* Required work: In the material below, the lines containing the word "other" are required; copy each of them.

:: Data supplied

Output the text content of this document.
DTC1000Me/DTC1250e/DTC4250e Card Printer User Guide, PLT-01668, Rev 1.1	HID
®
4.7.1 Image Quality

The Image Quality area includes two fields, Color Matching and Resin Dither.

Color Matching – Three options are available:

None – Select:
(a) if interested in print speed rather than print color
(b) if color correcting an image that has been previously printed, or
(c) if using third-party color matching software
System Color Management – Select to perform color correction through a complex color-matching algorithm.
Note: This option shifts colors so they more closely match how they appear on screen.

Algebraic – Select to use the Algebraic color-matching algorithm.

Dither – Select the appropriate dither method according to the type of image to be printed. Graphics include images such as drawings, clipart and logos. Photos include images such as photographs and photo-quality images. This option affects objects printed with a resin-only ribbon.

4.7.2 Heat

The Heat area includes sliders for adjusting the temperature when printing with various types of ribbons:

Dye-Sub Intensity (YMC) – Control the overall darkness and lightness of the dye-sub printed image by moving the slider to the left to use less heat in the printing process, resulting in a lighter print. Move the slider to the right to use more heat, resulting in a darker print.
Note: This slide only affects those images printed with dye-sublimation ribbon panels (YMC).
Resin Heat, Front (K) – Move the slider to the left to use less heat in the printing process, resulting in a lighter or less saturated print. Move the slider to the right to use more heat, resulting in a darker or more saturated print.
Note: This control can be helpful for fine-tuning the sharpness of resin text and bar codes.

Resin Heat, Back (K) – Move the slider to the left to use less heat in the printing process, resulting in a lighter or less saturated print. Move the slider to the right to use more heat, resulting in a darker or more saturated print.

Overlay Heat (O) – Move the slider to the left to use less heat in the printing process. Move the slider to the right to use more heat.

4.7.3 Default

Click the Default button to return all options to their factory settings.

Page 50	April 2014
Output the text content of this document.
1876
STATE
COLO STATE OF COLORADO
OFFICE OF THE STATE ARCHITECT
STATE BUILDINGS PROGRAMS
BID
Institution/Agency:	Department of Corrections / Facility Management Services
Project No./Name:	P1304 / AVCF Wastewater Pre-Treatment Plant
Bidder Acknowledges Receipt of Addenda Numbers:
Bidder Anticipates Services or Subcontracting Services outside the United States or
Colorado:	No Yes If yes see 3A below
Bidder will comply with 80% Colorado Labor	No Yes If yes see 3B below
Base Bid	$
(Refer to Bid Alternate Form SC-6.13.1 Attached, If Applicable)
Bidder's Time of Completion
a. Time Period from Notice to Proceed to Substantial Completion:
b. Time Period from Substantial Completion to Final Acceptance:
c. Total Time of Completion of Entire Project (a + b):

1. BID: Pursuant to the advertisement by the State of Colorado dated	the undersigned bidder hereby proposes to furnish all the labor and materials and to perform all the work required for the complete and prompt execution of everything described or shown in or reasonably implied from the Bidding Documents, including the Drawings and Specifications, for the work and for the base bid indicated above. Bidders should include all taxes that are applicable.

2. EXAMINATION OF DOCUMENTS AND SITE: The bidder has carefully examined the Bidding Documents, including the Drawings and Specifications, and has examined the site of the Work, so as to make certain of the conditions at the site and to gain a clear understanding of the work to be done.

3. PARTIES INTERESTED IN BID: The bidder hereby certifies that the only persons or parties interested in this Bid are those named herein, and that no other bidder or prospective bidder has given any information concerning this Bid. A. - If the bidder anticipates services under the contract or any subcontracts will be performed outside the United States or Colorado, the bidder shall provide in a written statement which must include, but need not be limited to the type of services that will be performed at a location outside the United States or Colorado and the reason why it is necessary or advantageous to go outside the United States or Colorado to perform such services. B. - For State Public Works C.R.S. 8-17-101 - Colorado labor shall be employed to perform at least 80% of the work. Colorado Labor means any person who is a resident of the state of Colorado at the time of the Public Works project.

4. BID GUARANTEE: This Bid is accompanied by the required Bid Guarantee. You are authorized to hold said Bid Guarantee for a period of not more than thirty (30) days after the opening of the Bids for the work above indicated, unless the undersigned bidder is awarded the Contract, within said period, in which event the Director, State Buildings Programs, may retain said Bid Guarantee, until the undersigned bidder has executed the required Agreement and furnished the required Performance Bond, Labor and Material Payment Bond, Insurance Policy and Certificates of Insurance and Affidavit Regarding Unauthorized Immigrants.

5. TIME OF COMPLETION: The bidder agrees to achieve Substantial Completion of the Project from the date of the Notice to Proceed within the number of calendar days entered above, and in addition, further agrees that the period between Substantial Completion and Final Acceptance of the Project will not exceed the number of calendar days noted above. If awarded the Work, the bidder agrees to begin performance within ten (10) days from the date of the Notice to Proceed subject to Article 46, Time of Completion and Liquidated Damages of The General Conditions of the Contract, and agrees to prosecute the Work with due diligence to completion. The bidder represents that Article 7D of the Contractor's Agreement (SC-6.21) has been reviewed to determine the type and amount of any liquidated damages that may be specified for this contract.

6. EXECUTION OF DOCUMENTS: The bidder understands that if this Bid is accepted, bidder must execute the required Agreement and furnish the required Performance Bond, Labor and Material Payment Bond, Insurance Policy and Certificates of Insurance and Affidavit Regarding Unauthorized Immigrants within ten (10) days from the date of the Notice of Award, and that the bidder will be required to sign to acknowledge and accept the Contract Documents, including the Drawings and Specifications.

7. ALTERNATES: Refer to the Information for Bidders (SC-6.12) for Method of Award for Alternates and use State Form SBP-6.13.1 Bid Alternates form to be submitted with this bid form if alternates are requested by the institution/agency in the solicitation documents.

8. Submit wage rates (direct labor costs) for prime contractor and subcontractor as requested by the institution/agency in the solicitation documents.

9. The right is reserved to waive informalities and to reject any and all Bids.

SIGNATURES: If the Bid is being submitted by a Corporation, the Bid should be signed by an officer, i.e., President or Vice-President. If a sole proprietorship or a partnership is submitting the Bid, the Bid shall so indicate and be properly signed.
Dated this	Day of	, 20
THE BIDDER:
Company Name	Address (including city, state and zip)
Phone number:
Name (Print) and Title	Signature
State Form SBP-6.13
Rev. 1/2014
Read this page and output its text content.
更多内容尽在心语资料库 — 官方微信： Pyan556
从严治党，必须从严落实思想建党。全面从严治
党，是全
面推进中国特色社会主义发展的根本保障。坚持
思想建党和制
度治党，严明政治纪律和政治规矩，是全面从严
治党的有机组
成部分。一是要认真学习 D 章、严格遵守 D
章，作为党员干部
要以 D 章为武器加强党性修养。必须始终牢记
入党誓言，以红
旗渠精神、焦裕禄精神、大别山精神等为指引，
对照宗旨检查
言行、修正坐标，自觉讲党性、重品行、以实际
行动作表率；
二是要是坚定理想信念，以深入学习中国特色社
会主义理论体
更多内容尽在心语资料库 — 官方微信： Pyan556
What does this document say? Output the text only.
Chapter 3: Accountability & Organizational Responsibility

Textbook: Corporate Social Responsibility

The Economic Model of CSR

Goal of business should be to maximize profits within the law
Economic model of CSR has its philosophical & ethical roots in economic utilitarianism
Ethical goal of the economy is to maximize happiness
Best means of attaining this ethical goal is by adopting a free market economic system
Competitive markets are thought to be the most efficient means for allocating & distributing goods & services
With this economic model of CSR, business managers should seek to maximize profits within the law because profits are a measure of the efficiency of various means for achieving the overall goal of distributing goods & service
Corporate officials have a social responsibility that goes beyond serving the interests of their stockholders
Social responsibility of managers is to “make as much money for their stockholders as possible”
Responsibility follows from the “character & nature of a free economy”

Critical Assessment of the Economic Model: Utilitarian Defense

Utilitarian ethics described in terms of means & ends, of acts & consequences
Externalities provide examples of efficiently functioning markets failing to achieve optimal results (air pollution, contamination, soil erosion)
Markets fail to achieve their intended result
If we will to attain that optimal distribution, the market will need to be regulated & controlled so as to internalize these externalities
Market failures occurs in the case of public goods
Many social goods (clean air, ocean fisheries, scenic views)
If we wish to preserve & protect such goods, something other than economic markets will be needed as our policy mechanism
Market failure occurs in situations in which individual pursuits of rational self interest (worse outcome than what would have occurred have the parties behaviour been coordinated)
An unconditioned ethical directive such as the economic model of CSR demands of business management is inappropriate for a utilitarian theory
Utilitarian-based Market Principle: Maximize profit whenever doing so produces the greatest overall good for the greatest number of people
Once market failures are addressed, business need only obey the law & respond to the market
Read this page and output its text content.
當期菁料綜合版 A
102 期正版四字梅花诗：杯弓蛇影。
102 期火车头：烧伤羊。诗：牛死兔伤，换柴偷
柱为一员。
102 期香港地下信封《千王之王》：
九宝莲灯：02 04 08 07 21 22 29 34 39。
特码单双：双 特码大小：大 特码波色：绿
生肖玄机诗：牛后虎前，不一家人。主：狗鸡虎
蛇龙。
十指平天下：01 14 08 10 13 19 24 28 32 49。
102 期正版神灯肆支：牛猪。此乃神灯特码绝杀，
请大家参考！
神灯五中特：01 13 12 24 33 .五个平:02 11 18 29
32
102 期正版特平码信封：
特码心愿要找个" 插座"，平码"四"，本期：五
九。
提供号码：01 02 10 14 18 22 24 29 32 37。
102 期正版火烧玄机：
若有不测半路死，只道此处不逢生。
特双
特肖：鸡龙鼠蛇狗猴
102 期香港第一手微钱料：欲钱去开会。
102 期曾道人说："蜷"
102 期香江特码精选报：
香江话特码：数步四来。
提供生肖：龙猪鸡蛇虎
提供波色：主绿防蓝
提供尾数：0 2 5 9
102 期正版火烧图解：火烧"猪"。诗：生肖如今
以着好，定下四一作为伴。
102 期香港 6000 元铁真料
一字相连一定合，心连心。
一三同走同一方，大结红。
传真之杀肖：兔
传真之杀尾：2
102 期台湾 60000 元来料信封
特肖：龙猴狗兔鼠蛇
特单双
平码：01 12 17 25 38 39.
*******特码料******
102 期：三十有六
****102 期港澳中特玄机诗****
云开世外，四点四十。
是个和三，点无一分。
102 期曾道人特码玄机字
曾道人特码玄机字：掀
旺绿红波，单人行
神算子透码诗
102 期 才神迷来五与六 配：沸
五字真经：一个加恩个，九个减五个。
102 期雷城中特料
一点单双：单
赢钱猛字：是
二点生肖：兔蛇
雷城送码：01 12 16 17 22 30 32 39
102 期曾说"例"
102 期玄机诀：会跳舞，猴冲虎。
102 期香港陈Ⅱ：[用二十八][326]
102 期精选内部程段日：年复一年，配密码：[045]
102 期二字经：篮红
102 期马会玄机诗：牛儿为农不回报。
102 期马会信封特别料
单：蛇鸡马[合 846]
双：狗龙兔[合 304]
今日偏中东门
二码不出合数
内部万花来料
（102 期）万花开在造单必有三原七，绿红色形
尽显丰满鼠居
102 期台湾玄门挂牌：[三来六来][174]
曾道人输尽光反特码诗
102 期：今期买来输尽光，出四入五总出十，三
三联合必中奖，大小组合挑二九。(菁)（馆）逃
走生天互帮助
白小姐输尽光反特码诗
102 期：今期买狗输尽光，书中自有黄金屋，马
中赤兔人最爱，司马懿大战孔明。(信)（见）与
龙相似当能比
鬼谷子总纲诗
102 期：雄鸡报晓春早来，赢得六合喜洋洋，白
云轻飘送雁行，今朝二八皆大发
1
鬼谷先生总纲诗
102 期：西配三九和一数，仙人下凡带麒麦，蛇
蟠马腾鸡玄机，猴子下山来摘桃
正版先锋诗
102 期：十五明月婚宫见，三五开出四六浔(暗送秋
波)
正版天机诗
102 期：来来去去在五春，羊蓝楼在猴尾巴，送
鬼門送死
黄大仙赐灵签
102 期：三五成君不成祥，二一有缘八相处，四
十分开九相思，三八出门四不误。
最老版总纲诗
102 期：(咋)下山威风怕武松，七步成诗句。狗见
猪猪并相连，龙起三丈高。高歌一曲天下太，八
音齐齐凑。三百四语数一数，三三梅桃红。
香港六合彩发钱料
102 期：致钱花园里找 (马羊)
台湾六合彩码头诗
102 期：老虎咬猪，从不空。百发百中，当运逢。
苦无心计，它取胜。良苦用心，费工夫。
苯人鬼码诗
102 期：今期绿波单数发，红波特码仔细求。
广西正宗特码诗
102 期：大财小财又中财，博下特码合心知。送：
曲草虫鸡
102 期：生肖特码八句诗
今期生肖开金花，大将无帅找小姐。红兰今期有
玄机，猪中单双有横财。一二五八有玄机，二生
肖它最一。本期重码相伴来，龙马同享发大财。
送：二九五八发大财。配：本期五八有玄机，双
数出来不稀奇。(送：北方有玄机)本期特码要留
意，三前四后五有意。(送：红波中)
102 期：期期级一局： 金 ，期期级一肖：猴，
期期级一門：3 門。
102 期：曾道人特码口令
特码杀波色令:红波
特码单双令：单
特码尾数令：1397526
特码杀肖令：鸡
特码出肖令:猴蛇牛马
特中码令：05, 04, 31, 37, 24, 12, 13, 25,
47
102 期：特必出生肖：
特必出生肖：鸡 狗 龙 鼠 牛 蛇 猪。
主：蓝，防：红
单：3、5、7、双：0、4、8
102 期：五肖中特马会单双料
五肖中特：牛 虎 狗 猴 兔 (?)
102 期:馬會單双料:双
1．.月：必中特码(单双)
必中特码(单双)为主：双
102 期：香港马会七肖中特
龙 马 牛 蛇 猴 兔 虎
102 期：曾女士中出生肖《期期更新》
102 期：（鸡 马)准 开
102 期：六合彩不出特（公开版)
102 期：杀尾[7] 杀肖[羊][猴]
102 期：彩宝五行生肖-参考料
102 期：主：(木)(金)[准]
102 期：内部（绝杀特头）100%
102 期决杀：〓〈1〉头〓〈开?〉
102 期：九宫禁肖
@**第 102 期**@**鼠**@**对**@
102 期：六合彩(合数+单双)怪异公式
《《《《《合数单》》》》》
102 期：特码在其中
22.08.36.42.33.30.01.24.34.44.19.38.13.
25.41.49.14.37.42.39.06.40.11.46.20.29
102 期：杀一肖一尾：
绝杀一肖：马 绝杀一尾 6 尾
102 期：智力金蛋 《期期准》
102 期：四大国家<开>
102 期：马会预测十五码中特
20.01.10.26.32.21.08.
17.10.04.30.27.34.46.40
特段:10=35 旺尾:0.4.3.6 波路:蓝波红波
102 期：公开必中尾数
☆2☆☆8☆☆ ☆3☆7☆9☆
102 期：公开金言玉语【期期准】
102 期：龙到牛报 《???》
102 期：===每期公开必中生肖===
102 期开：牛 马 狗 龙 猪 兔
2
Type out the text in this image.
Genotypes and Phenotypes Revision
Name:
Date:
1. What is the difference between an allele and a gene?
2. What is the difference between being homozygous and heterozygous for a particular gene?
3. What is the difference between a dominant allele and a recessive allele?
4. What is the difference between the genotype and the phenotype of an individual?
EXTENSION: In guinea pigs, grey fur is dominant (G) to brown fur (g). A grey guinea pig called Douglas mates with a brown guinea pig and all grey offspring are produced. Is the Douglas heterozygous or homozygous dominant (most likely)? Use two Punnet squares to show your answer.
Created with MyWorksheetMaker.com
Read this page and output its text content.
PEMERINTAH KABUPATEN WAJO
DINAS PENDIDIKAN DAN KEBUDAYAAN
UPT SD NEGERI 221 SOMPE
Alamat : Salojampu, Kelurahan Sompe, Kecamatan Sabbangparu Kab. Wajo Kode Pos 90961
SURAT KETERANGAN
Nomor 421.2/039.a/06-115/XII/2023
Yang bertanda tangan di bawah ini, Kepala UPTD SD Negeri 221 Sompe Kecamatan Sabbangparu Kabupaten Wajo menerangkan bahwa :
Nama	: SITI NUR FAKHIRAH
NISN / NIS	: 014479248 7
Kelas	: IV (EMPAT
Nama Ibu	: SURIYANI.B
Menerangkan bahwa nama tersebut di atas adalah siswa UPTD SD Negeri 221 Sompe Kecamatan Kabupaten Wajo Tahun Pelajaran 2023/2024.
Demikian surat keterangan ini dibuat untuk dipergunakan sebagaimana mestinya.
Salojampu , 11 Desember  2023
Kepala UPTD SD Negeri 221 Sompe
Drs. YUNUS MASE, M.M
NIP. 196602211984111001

::::

* Complete response:
3. PARTIES INTERESTED IN BID: The bidder hereby certifies that the only persons or parties interested in this Bid are those named herein, and that no other bidder or prospective bidder has given any information concerning this Bid. A. - If the bidder anticipates services under the contract or any subcontracts will be performed outside the United States or Colorado, the bidder shall provide in a written statement which must include, but need not be limited to the type of services that will be performed at a location outside the United States or Colorado and the reason why it is necessary or advantageous to go outside the United States or Colorado to perform such services. B. - For State Public Works C.R.S. 8-17-101 - Colorado labor shall be employed to perform at least 80% of the work. Colorado Labor means any person who is a resident of the state of Colorado at the time of the Public Works project.
If we wish to preserve & protect such goods, something other than economic markets will be needed as our policy mechanism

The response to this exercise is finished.